• THE RECORDS
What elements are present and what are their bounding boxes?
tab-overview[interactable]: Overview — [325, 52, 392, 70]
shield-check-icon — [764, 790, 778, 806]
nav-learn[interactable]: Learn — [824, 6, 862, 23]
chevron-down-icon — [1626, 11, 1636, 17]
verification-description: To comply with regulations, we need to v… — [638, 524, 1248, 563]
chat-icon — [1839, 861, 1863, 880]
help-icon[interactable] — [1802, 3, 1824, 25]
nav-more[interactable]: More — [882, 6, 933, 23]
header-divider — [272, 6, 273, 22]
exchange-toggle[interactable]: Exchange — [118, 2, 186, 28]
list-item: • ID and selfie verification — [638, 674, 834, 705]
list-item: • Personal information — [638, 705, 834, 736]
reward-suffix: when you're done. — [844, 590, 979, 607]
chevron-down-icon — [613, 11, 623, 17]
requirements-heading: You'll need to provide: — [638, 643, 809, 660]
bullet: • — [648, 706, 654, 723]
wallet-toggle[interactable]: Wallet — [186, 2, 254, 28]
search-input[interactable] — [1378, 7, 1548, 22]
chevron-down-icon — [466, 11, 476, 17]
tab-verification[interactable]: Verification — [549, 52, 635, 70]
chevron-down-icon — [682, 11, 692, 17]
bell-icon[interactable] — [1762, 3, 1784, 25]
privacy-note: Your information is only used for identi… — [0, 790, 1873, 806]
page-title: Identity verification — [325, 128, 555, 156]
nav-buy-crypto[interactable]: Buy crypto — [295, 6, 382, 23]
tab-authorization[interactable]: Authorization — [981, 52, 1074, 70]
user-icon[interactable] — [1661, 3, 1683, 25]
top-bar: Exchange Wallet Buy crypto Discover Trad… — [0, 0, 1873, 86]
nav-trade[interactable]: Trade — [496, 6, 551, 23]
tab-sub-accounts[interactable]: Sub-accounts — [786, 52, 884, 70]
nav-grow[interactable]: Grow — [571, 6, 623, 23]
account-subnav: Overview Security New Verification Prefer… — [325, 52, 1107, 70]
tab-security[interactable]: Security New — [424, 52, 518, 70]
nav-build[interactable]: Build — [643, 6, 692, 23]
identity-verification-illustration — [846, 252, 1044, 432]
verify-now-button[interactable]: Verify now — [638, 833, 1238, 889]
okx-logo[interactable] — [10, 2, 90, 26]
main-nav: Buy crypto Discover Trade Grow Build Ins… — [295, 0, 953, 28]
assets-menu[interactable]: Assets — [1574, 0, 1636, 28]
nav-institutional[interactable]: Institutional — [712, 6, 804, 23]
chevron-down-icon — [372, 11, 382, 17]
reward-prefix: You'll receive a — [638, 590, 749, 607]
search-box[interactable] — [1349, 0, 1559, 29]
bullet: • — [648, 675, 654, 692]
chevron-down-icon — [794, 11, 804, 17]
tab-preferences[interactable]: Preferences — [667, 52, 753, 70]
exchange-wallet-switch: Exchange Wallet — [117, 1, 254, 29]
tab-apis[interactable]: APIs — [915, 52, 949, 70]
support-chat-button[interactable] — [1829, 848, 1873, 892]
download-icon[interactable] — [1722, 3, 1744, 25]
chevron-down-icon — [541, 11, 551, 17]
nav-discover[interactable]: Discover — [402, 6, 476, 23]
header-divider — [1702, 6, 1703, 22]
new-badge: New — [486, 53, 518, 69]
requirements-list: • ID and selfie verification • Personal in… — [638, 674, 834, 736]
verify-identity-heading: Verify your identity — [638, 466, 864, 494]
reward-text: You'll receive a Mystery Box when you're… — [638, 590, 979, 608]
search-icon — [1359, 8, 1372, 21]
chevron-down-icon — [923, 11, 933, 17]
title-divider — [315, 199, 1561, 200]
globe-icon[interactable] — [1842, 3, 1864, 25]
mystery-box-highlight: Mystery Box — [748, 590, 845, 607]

• WHAT IS REQUIRED
Change every "chevron-down-icon" in the records above to "caret-down-icon" and reproduce all the records with nothing else altered.

• RESPONSE TO THIS TASK
What elements are present and what are their bounding boxes?
tab-overview[interactable]: Overview — [325, 52, 392, 70]
shield-check-icon — [764, 790, 778, 806]
nav-learn[interactable]: Learn — [824, 6, 862, 23]
caret-down-icon — [1626, 11, 1636, 17]
verification-description: To comply with regulations, we need to v… — [638, 524, 1248, 563]
chat-icon — [1839, 861, 1863, 880]
help-icon[interactable] — [1802, 3, 1824, 25]
nav-more[interactable]: More — [882, 6, 933, 23]
header-divider — [272, 6, 273, 22]
exchange-toggle[interactable]: Exchange — [118, 2, 186, 28]
list-item: • ID and selfie verification — [638, 674, 834, 705]
list-item: • Personal information — [638, 705, 834, 736]
reward-suffix: when you're done. — [844, 590, 979, 607]
caret-down-icon — [613, 11, 623, 17]
requirements-heading: You'll need to provide: — [638, 643, 809, 660]
bullet: • — [648, 706, 654, 723]
wallet-toggle[interactable]: Wallet — [186, 2, 254, 28]
search-input[interactable] — [1378, 7, 1548, 22]
caret-down-icon — [466, 11, 476, 17]
tab-verification[interactable]: Verification — [549, 52, 635, 70]
caret-down-icon — [682, 11, 692, 17]
bell-icon[interactable] — [1762, 3, 1784, 25]
privacy-note: Your information is only used for identi… — [0, 790, 1873, 806]
page-title: Identity verification — [325, 128, 555, 156]
nav-buy-crypto[interactable]: Buy crypto — [295, 6, 382, 23]
tab-authorization[interactable]: Authorization — [981, 52, 1074, 70]
user-icon[interactable] — [1661, 3, 1683, 25]
top-bar: Exchange Wallet Buy crypto Discover Trad… — [0, 0, 1873, 86]
nav-trade[interactable]: Trade — [496, 6, 551, 23]
tab-sub-accounts[interactable]: Sub-accounts — [786, 52, 884, 70]
nav-grow[interactable]: Grow — [571, 6, 623, 23]
account-subnav: Overview Security New Verification Prefer… — [325, 52, 1107, 70]
tab-security[interactable]: Security New — [424, 52, 518, 70]
nav-build[interactable]: Build — [643, 6, 692, 23]
identity-verification-illustration — [846, 252, 1044, 432]
verify-now-button[interactable]: Verify now — [638, 833, 1238, 889]
okx-logo[interactable] — [10, 2, 90, 26]
main-nav: Buy crypto Discover Trade Grow Build Ins… — [295, 0, 953, 28]
assets-menu[interactable]: Assets — [1574, 0, 1636, 28]
nav-institutional[interactable]: Institutional — [712, 6, 804, 23]
caret-down-icon — [372, 11, 382, 17]
reward-prefix: You'll receive a — [638, 590, 749, 607]
search-box[interactable] — [1349, 0, 1559, 29]
bullet: • — [648, 675, 654, 692]
caret-down-icon — [794, 11, 804, 17]
tab-preferences[interactable]: Preferences — [667, 52, 753, 70]
exchange-wallet-switch: Exchange Wallet — [117, 1, 254, 29]
tab-apis[interactable]: APIs — [915, 52, 949, 70]
support-chat-button[interactable] — [1829, 848, 1873, 892]
download-icon[interactable] — [1722, 3, 1744, 25]
caret-down-icon — [541, 11, 551, 17]
nav-discover[interactable]: Discover — [402, 6, 476, 23]
header-divider — [1702, 6, 1703, 22]
new-badge: New — [486, 53, 518, 69]
requirements-list: • ID and selfie verification • Personal in… — [638, 674, 834, 736]
verify-identity-heading: Verify your identity — [638, 466, 864, 494]
reward-text: You'll receive a Mystery Box when you're… — [638, 590, 979, 608]
search-icon — [1359, 8, 1372, 21]
caret-down-icon — [923, 11, 933, 17]
title-divider — [315, 199, 1561, 200]
globe-icon[interactable] — [1842, 3, 1864, 25]
mystery-box-highlight: Mystery Box — [748, 590, 845, 607]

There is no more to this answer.